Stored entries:
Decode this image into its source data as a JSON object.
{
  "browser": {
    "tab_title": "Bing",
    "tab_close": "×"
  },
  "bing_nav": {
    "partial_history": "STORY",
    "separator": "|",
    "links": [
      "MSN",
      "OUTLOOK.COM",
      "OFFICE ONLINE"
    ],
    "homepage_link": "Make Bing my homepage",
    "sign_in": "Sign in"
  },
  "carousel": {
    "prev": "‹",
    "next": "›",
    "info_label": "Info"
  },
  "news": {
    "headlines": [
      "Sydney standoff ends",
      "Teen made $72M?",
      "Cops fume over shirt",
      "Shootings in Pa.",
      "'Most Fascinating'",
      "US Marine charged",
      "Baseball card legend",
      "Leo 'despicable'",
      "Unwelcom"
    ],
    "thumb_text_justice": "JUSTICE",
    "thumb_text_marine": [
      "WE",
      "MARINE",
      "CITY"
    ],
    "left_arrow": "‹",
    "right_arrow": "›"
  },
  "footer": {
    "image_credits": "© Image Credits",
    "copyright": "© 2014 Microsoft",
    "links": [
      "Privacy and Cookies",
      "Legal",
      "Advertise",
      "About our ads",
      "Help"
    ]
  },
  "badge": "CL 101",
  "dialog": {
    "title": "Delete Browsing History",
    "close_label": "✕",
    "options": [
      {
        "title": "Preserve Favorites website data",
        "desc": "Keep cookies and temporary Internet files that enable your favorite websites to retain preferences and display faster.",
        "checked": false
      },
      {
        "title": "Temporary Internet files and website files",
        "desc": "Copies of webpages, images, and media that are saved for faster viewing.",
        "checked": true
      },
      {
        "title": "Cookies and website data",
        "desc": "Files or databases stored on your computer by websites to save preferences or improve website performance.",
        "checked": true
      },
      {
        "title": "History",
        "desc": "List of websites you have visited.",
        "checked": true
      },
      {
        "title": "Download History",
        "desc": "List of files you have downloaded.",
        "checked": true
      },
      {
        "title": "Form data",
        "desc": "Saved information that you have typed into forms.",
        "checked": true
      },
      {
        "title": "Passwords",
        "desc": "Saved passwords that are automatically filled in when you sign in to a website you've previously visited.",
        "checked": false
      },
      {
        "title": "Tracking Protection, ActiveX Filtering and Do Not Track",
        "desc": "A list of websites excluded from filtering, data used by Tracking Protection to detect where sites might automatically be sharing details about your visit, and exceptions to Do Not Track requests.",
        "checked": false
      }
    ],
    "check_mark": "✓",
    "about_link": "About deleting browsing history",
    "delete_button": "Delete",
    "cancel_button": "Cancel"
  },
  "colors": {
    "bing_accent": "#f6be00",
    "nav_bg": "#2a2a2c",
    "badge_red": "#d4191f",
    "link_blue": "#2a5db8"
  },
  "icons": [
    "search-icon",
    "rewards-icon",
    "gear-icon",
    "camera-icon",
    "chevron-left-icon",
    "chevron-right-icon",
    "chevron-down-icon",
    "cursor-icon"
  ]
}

> Given exercise
Return every line holding the word "automatically" from the records.

> Output below
        "desc": "Saved passwords that are automatically filled in when you sign in to a website you've previously visited.",
        "desc": "A list of websites excluded from filtering, data used by Tracking Protection to detect where sites might automatically be sharing details about your visit, and exceptions to Do Not Track requests.",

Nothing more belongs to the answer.